PROBLEM DESCRIPTION ->
Repeat every line exactly, keeping the pictures out of the copy.

RECORD LIST ->
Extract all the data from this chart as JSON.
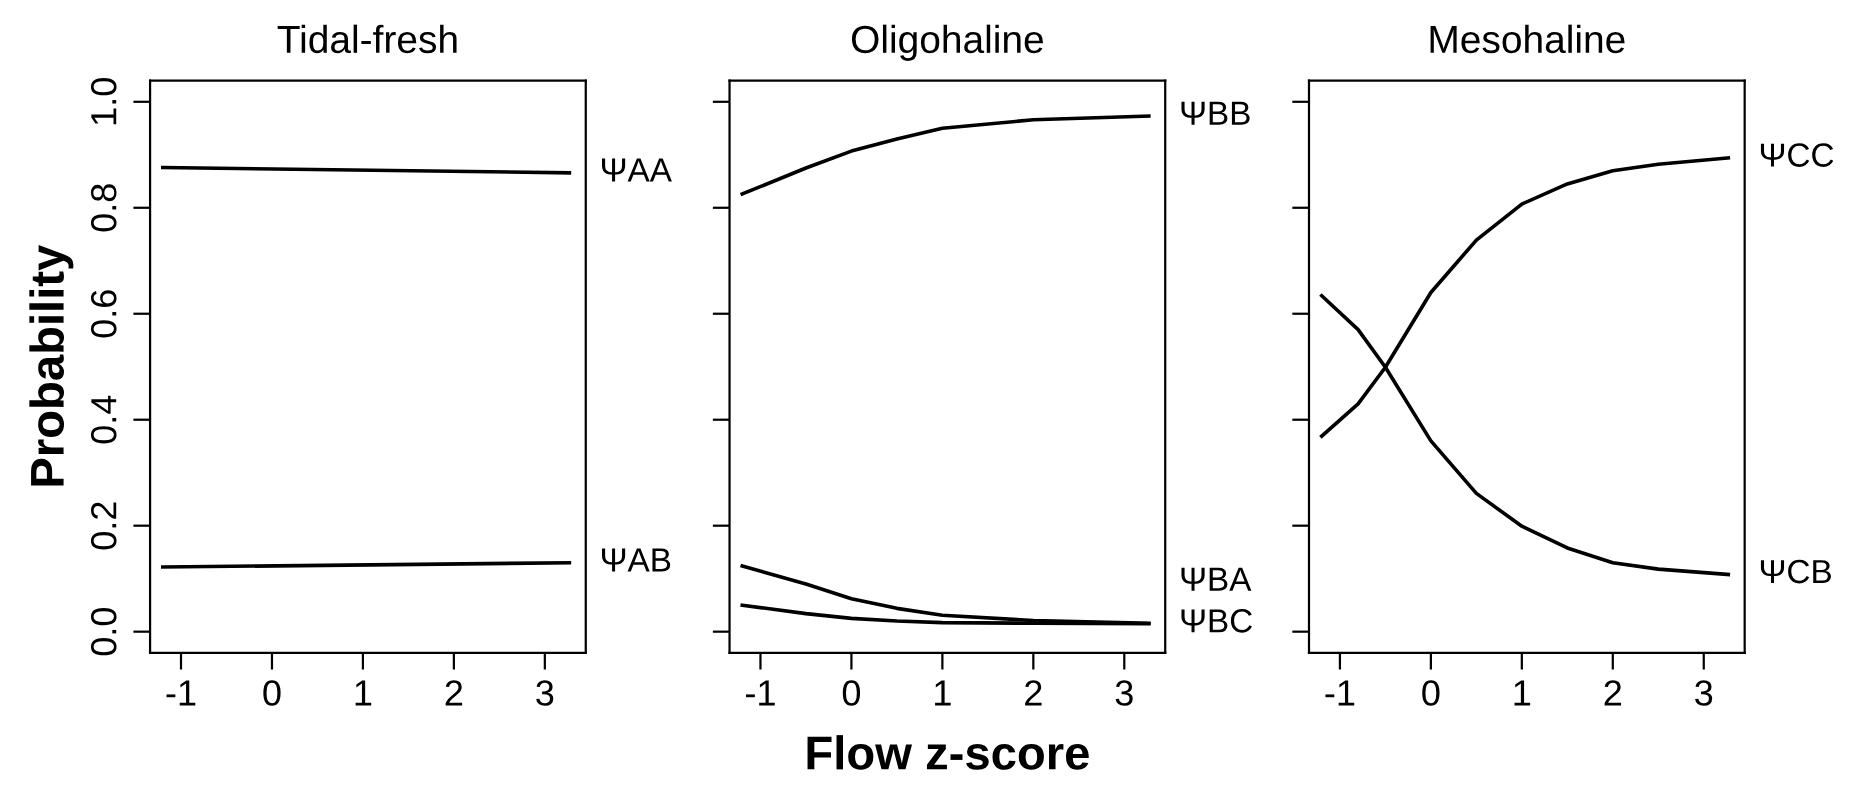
{
  "chart_data": [
    {
      "type": "line",
      "title": "Tidal-fresh",
      "ylabel": "Probability",
      "xlim": [
        -1.34,
        3.45
      ],
      "ylim": [
        -0.04,
        1.04
      ],
      "xticks": [
        -1,
        0,
        1,
        2,
        3
      ],
      "yticks": [
        {
          "value": 0,
          "label": "0.0"
        },
        0.2,
        0.4,
        0.6,
        0.8,
        {
          "value": 1,
          "label": "1.0"
        }
      ],
      "grid": false,
      "legend": "right",
      "series": [
        {
          "name": "ΨAA",
          "color": "#000000",
          "x": [
            -1.2,
            3.27
          ],
          "values": [
            0.876,
            0.866
          ]
        },
        {
          "name": "ΨAB",
          "color": "#000000",
          "x": [
            -1.2,
            3.27
          ],
          "values": [
            0.122,
            0.13
          ]
        }
      ]
    },
    {
      "type": "line",
      "title": "Oligohaline",
      "xlabel": "Flow z-score",
      "xlim": [
        -1.34,
        3.45
      ],
      "ylim": [
        -0.04,
        1.04
      ],
      "xticks": [
        -1,
        0,
        1,
        2,
        3
      ],
      "yticks": [
        0.0,
        0.2,
        0.4,
        0.6,
        0.8,
        1.0
      ],
      "tick_labels": "x",
      "grid": false,
      "legend": "right",
      "series": [
        {
          "name": "ΨBB",
          "color": "#000000",
          "x": [
            -1.2,
            -0.5,
            0,
            0.5,
            1,
            2,
            3.27
          ],
          "values": [
            0.826,
            0.875,
            0.907,
            0.93,
            0.95,
            0.966,
            0.973
          ]
        },
        {
          "name": "ΨBA",
          "color": "#000000",
          "x": [
            -1.2,
            -0.5,
            0,
            0.5,
            1,
            2,
            3.27
          ],
          "values": [
            0.124,
            0.09,
            0.062,
            0.044,
            0.031,
            0.021,
            0.016
          ]
        },
        {
          "name": "ΨBC",
          "color": "#000000",
          "x": [
            -1.2,
            -0.5,
            0,
            0.5,
            1,
            2,
            3.27
          ],
          "values": [
            0.05,
            0.034,
            0.025,
            0.02,
            0.017,
            0.016,
            0.015
          ]
        }
      ]
    },
    {
      "type": "line",
      "title": "Mesohaline",
      "xlim": [
        -1.34,
        3.45
      ],
      "ylim": [
        -0.04,
        1.04
      ],
      "xticks": [
        -1,
        0,
        1,
        2,
        3
      ],
      "yticks": [
        0.0,
        0.2,
        0.4,
        0.6,
        0.8,
        1.0
      ],
      "tick_labels": "x",
      "grid": false,
      "legend": "right",
      "series": [
        {
          "name": "ΨCC",
          "color": "#000000",
          "x": [
            -1.2,
            -0.8,
            -0.5,
            0,
            0.5,
            1,
            1.5,
            2,
            2.5,
            3.27
          ],
          "values": [
            0.369,
            0.43,
            0.499,
            0.64,
            0.739,
            0.807,
            0.845,
            0.87,
            0.882,
            0.894
          ]
        },
        {
          "name": "ΨCB",
          "color": "#000000",
          "x": [
            -1.2,
            -0.8,
            -0.5,
            0,
            0.5,
            1,
            1.5,
            2,
            2.5,
            3.27
          ],
          "values": [
            0.634,
            0.57,
            0.499,
            0.36,
            0.261,
            0.199,
            0.158,
            0.13,
            0.118,
            0.108
          ]
        }
      ]
    }
  ]
}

WRITTEN SOLUTION ->
Extract all the data from this chart as JSON.
{
  "chart_data": [
    {
      "type": "line",
      "title": "Tidal-fresh",
      "ylabel": "Probability",
      "xlim": [
        -1.34,
        3.45
      ],
      "ylim": [
        -0.04,
        1.04
      ],
      "xticks": [
        -1,
        0,
        1,
        2,
        3
      ],
      "yticks": [
        {
          "value": 0,
          "label": "0.0"
        },
        0.2,
        0.4,
        0.6,
        0.8,
        {
          "value": 1,
          "label": "1.0"
        }
      ],
      "grid": false,
      "legend": "right",
      "series": [
        {
          "name": "ΨAA",
          "color": "#000000",
          "x": [
            -1.2,
            3.27
          ],
          "values": [
            0.876,
            0.866
          ]
        },
        {
          "name": "ΨAB",
          "color": "#000000",
          "x": [
            -1.2,
            3.27
          ],
          "values": [
            0.122,
            0.13
          ]
        }
      ]
    },
    {
      "type": "line",
      "title": "Oligohaline",
      "xlabel": "Flow z-score",
      "xlim": [
        -1.34,
        3.45
      ],
      "ylim": [
        -0.04,
        1.04
      ],
      "xticks": [
        -1,
        0,
        1,
        2,
        3
      ],
      "yticks": [
        0.0,
        0.2,
        0.4,
        0.6,
        0.8,
        1.0
      ],
      "tick_labels": "x",
      "grid": false,
      "legend": "right",
      "series": [
        {
          "name": "ΨBB",
          "color": "#000000",
          "x": [
            -1.2,
            -0.5,
            0,
            0.5,
            1,
            2,
            3.27
          ],
          "values": [
            0.826,
            0.875,
            0.907,
            0.93,
            0.95,
            0.966,
            0.973
          ]
        },
        {
          "name": "ΨBA",
          "color": "#000000",
          "x": [
            -1.2,
            -0.5,
            0,
            0.5,
            1,
            2,
            3.27
          ],
          "values": [
            0.124,
            0.09,
            0.062,
            0.044,
            0.031,
            0.021,
            0.016
          ]
        },
        {
          "name": "ΨBC",
          "color": "#000000",
          "x": [
            -1.2,
            -0.5,
            0,
            0.5,
            1,
            2,
            3.27
          ],
          "values": [
            0.05,
            0.034,
            0.025,
            0.02,
            0.017,
            0.016,
            0.015
          ]
        }
      ]
    },
    {
      "type": "line",
      "title": "Mesohaline",
      "xlim": [
        -1.34,
        3.45
      ],
      "ylim": [
        -0.04,
        1.04
      ],
      "xticks": [
        -1,
        0,
        1,
        2,
        3
      ],
      "yticks": [
        0.0,
        0.2,
        0.4,
        0.6,
        0.8,
        1.0
      ],
      "tick_labels": "x",
      "grid": false,
      "legend": "right",
      "series": [
        {
          "name": "ΨCC",
          "color": "#000000",
          "x": [
            -1.2,
            -0.8,
            -0.5,
            0,
            0.5,
            1,
            1.5,
            2,
            2.5,
            3.27
          ],
          "values": [
            0.369,
            0.43,
            0.499,
            0.64,
            0.739,
            0.807,
            0.845,
            0.87,
            0.882,
            0.894
          ]
        },
        {
          "name": "ΨCB",
          "color": "#000000",
          "x": [
            -1.2,
            -0.8,
            -0.5,
            0,
            0.5,
            1,
            1.5,
            2,
            2.5,
            3.27
          ],
          "values": [
            0.634,
            0.57,
            0.499,
            0.36,
            0.261,
            0.199,
            0.158,
            0.13,
            0.118,
            0.108
          ]
        }
      ]
    }
  ]
}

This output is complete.